**Entries provided**.
..........
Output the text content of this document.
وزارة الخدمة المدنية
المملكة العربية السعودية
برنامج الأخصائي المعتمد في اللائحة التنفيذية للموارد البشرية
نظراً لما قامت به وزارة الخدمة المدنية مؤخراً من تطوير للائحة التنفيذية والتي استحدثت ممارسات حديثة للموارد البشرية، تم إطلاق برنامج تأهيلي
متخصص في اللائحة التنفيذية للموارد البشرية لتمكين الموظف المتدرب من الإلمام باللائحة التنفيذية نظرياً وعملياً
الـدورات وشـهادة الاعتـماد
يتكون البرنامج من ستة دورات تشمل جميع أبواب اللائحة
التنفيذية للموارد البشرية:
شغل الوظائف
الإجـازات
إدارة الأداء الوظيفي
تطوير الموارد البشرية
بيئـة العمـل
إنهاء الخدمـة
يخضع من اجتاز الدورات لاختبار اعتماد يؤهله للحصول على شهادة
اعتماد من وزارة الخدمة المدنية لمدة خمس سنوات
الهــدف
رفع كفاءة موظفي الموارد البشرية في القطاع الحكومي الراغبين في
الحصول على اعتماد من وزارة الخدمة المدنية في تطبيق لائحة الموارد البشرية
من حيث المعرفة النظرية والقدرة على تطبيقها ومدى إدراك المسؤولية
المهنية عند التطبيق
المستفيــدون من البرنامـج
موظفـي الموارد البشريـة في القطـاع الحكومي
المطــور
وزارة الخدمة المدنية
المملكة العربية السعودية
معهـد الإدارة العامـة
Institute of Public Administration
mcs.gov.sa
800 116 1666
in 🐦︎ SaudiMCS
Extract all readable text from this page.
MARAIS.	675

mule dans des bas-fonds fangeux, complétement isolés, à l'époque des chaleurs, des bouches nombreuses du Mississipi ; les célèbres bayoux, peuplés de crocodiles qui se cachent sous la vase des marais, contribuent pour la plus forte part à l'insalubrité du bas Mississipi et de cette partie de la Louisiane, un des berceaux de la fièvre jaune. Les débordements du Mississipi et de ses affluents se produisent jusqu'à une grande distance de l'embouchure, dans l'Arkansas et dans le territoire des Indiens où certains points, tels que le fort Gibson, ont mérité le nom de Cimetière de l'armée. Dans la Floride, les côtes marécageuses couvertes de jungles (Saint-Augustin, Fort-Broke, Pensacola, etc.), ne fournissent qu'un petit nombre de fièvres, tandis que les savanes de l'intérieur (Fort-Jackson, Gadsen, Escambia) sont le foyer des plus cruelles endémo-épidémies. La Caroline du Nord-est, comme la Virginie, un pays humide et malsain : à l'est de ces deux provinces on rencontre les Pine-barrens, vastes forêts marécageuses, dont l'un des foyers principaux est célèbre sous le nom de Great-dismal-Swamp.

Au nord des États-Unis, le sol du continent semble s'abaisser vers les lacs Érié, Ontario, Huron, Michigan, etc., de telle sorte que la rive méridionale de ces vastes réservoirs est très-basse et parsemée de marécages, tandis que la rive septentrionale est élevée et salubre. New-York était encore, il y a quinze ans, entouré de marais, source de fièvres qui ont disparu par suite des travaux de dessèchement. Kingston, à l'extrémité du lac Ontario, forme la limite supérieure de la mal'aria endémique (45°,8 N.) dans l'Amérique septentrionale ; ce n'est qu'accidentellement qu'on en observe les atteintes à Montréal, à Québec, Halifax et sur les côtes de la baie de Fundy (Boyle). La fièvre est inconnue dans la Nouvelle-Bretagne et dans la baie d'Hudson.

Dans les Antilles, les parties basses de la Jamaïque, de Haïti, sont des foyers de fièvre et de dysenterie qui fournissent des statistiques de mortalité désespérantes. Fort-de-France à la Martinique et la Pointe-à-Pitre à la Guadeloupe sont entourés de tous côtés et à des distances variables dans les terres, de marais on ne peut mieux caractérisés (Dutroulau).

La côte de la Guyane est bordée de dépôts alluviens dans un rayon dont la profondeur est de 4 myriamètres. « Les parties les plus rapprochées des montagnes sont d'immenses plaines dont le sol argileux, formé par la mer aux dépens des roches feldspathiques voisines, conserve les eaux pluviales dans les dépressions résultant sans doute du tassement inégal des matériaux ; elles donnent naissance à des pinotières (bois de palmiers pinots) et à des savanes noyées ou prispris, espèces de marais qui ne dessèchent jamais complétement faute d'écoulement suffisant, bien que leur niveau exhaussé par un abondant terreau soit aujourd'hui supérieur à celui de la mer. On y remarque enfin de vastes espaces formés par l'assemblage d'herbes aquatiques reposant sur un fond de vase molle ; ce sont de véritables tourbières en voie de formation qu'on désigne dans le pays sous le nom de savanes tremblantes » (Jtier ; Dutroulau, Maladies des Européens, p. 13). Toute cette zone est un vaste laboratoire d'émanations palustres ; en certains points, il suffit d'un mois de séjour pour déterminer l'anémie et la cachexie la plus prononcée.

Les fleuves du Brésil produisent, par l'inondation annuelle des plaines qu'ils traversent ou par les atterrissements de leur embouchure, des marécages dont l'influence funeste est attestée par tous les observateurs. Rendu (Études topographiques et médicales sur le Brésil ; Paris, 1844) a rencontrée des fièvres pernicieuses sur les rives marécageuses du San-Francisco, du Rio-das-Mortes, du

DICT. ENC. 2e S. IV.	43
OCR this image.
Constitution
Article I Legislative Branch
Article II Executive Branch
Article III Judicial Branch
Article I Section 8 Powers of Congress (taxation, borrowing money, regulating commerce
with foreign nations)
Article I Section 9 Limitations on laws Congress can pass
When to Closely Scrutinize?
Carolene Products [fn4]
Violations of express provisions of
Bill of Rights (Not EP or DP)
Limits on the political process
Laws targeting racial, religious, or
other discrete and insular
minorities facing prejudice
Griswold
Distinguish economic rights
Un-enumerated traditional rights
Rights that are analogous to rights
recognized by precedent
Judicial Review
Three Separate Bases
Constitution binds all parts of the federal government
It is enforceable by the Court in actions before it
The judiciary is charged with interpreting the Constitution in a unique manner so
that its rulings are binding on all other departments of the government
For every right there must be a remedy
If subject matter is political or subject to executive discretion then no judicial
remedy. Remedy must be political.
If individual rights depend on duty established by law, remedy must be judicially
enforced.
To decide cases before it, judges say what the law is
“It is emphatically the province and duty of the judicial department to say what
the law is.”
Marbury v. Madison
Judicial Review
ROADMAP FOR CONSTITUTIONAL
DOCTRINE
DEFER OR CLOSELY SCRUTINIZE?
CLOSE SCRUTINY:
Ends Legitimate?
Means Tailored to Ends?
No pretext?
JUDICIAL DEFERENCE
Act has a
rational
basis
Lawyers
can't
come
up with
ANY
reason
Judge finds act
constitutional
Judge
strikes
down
..........
**Directive**.
Repeat the entries above exactly, leaving nothing out.

**Output of the exercise**.
Output the text content of this document.
وزارة الخدمة المدنية
المملكة العربية السعودية
برنامج الأخصائي المعتمد في اللائحة التنفيذية للموارد البشرية
نظراً لما قامت به وزارة الخدمة المدنية مؤخراً من تطوير للائحة التنفيذية والتي استحدثت ممارسات حديثة للموارد البشرية، تم إطلاق برنامج تأهيلي
متخصص في اللائحة التنفيذية للموارد البشرية لتمكين الموظف المتدرب من الإلمام باللائحة التنفيذية نظرياً وعملياً
الـدورات وشـهادة الاعتـماد
يتكون البرنامج من ستة دورات تشمل جميع أبواب اللائحة
التنفيذية للموارد البشرية:
شغل الوظائف
الإجـازات
إدارة الأداء الوظيفي
تطوير الموارد البشرية
بيئـة العمـل
إنهاء الخدمـة
يخضع من اجتاز الدورات لاختبار اعتماد يؤهله للحصول على شهادة
اعتماد من وزارة الخدمة المدنية لمدة خمس سنوات
الهــدف
رفع كفاءة موظفي الموارد البشرية في القطاع الحكومي الراغبين في
الحصول على اعتماد من وزارة الخدمة المدنية في تطبيق لائحة الموارد البشرية
من حيث المعرفة النظرية والقدرة على تطبيقها ومدى إدراك المسؤولية
المهنية عند التطبيق
المستفيــدون من البرنامـج
موظفـي الموارد البشريـة في القطـاع الحكومي
المطــور
وزارة الخدمة المدنية
المملكة العربية السعودية
معهـد الإدارة العامـة
Institute of Public Administration
mcs.gov.sa
800 116 1666
in 🐦︎ SaudiMCS
Extract all readable text from this page.
MARAIS.	675

mule dans des bas-fonds fangeux, complétement isolés, à l'époque des chaleurs, des bouches nombreuses du Mississipi ; les célèbres bayoux, peuplés de crocodiles qui se cachent sous la vase des marais, contribuent pour la plus forte part à l'insalubrité du bas Mississipi et de cette partie de la Louisiane, un des berceaux de la fièvre jaune. Les débordements du Mississipi et de ses affluents se produisent jusqu'à une grande distance de l'embouchure, dans l'Arkansas et dans le territoire des Indiens où certains points, tels que le fort Gibson, ont mérité le nom de Cimetière de l'armée. Dans la Floride, les côtes marécageuses couvertes de jungles (Saint-Augustin, Fort-Broke, Pensacola, etc.), ne fournissent qu'un petit nombre de fièvres, tandis que les savanes de l'intérieur (Fort-Jackson, Gadsen, Escambia) sont le foyer des plus cruelles endémo-épidémies. La Caroline du Nord-est, comme la Virginie, un pays humide et malsain : à l'est de ces deux provinces on rencontre les Pine-barrens, vastes forêts marécageuses, dont l'un des foyers principaux est célèbre sous le nom de Great-dismal-Swamp.

Au nord des États-Unis, le sol du continent semble s'abaisser vers les lacs Érié, Ontario, Huron, Michigan, etc., de telle sorte que la rive méridionale de ces vastes réservoirs est très-basse et parsemée de marécages, tandis que la rive septentrionale est élevée et salubre. New-York était encore, il y a quinze ans, entouré de marais, source de fièvres qui ont disparu par suite des travaux de dessèchement. Kingston, à l'extrémité du lac Ontario, forme la limite supérieure de la mal'aria endémique (45°,8 N.) dans l'Amérique septentrionale ; ce n'est qu'accidentellement qu'on en observe les atteintes à Montréal, à Québec, Halifax et sur les côtes de la baie de Fundy (Boyle). La fièvre est inconnue dans la Nouvelle-Bretagne et dans la baie d'Hudson.

Dans les Antilles, les parties basses de la Jamaïque, de Haïti, sont des foyers de fièvre et de dysenterie qui fournissent des statistiques de mortalité désespérantes. Fort-de-France à la Martinique et la Pointe-à-Pitre à la Guadeloupe sont entourés de tous côtés et à des distances variables dans les terres, de marais on ne peut mieux caractérisés (Dutroulau).

La côte de la Guyane est bordée de dépôts alluviens dans un rayon dont la profondeur est de 4 myriamètres. « Les parties les plus rapprochées des montagnes sont d'immenses plaines dont le sol argileux, formé par la mer aux dépens des roches feldspathiques voisines, conserve les eaux pluviales dans les dépressions résultant sans doute du tassement inégal des matériaux ; elles donnent naissance à des pinotières (bois de palmiers pinots) et à des savanes noyées ou prispris, espèces de marais qui ne dessèchent jamais complétement faute d'écoulement suffisant, bien que leur niveau exhaussé par un abondant terreau soit aujourd'hui supérieur à celui de la mer. On y remarque enfin de vastes espaces formés par l'assemblage d'herbes aquatiques reposant sur un fond de vase molle ; ce sont de véritables tourbières en voie de formation qu'on désigne dans le pays sous le nom de savanes tremblantes » (Jtier ; Dutroulau, Maladies des Européens, p. 13). Toute cette zone est un vaste laboratoire d'émanations palustres ; en certains points, il suffit d'un mois de séjour pour déterminer l'anémie et la cachexie la plus prononcée.

Les fleuves du Brésil produisent, par l'inondation annuelle des plaines qu'ils traversent ou par les atterrissements de leur embouchure, des marécages dont l'influence funeste est attestée par tous les observateurs. Rendu (Études topographiques et médicales sur le Brésil ; Paris, 1844) a rencontrée des fièvres pernicieuses sur les rives marécageuses du San-Francisco, du Rio-das-Mortes, du

DICT. ENC. 2e S. IV.	43
OCR this image.
Constitution
Article I Legislative Branch
Article II Executive Branch
Article III Judicial Branch
Article I Section 8 Powers of Congress (taxation, borrowing money, regulating commerce
with foreign nations)
Article I Section 9 Limitations on laws Congress can pass
When to Closely Scrutinize?
Carolene Products [fn4]
Violations of express provisions of
Bill of Rights (Not EP or DP)
Limits on the political process
Laws targeting racial, religious, or
other discrete and insular
minorities facing prejudice
Griswold
Distinguish economic rights
Un-enumerated traditional rights
Rights that are analogous to rights
recognized by precedent
Judicial Review
Three Separate Bases
Constitution binds all parts of the federal government
It is enforceable by the Court in actions before it
The judiciary is charged with interpreting the Constitution in a unique manner so
that its rulings are binding on all other departments of the government
For every right there must be a remedy
If subject matter is political or subject to executive discretion then no judicial
remedy. Remedy must be political.
If individual rights depend on duty established by law, remedy must be judicially
enforced.
To decide cases before it, judges say what the law is
“It is emphatically the province and duty of the judicial department to say what
the law is.”
Marbury v. Madison
Judicial Review
ROADMAP FOR CONSTITUTIONAL
DOCTRINE
DEFER OR CLOSELY SCRUTINIZE?
CLOSE SCRUTINY:
Ends Legitimate?
Means Tailored to Ends?
No pretext?
JUDICIAL DEFERENCE
Act has a
rational
basis
Lawyers
can't
come
up with
ANY
reason
Judge finds act
constitutional
Judge
strikes
down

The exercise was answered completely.